- **Exercise tasks**
**1)** In the earnings call excerpt, retype the passage that begins at the words "In the Q2, we" and stops after "April 1, 2023.".
**2)** Condense the paragraph of the earnings call excerpt that begins "In the Q2, we have agreed" into a short bulleted list that keeps its main facts.

- **Document excerpt**
----------------
In the Q2, we have agreed to reset the rate on the $15,700,000 MetLife Loan 7 to 5.87%. This goes into effect the 1st week of June. The RESET loans also have increased flexibility to prepay without penalty, Up to 40% of original principal balance per year. We have approximately $49,000,000 under loan number 10 that will reset in the Q4 of 2023. It should also be noted that the Rutledge Farm Credit line had a decrease in the spread over SOFR that went into effect April 1, 2023.

Speaker 4

The rate decreased from SOFR plus 1.95 to SOFR plus 1.80. Next, I will turn to Page 13 to provide an overview of our income statement. In 2022, we presented numbers in the categories shown in the top table on Page 13. We talked about fixed payments, variable payments, direct operations, gross profit and other items. This is an effort to make the business easier to understand.

Speaker 4

However, this presentation may have made it a little difficult to model the business because it did not detail out the building blocks that comprise The second table on Page 13 does just that. It shows the building blocks for both the GAAP revenue line items and the supplemental categories. Reading down the columns, you can see what makes up the supplemental categories. And reading across the rows, you can see what makes up the GAAP line items. Page 14 shows these building blocks, the ones described on 13, for 2022 and the Q1 of 2023 with comments at the bottom to describe the differences between the periods.

Speaker 4

A few points to highlight are fixed farm rent increased as we acquired properties and renewed leases between the periods And decrease with disposition of farms between the periods. Solar increased in 2023 compared to 2022 As a large project in the state of Illinois commenced its construction phase late last year. Tenant reimbursements increased with that onetime property Tax assessment of $150,000 and the related tenant reimbursement that occurred in the Q1. In the Q4 2022, we acquired land and buildings for 4 agricultural equipment dealerships in Ohio under the John Deere brand. The accounting treatment classifies those acquisitions as financing transactions.
----------------
- **Recorded information**
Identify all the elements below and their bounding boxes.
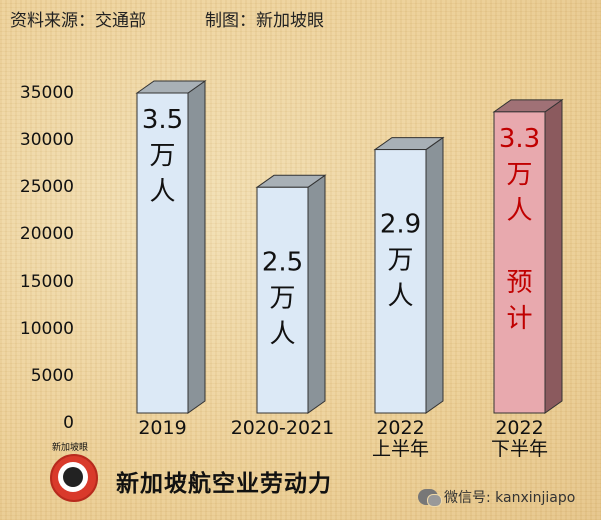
----------------
- **Answers in order**
**1)**
In the Q2, we have agreed to reset the rate on the $15,700,000 MetLife Loan 7 to 5.87%. This goes into effect the 1st week of June. The RESET loans also have increased flexibility to prepay without penalty, Up to 40% of original principal balance per year. We have approximately $49,000,000 under loan number 10 that will reset in the Q4 of 2023. It should also be noted that the Rutledge Farm Credit line had a decrease in the spread over SOFR that went into effect April 1, 2023.

**2)**
- In Q2, the rate on the $15,700,000 MetLife Loan 7 was reset to 5.87%, effective the first week of June.
- Reset loans allow prepayment without penalty of up to 40% of the original principal balance per year.
- About $49,000,000 under loan number 10 will reset in Q4 2023.
- The spread over SOFR on the Rutledge Farm Credit line decreased, effective April 1, 2023.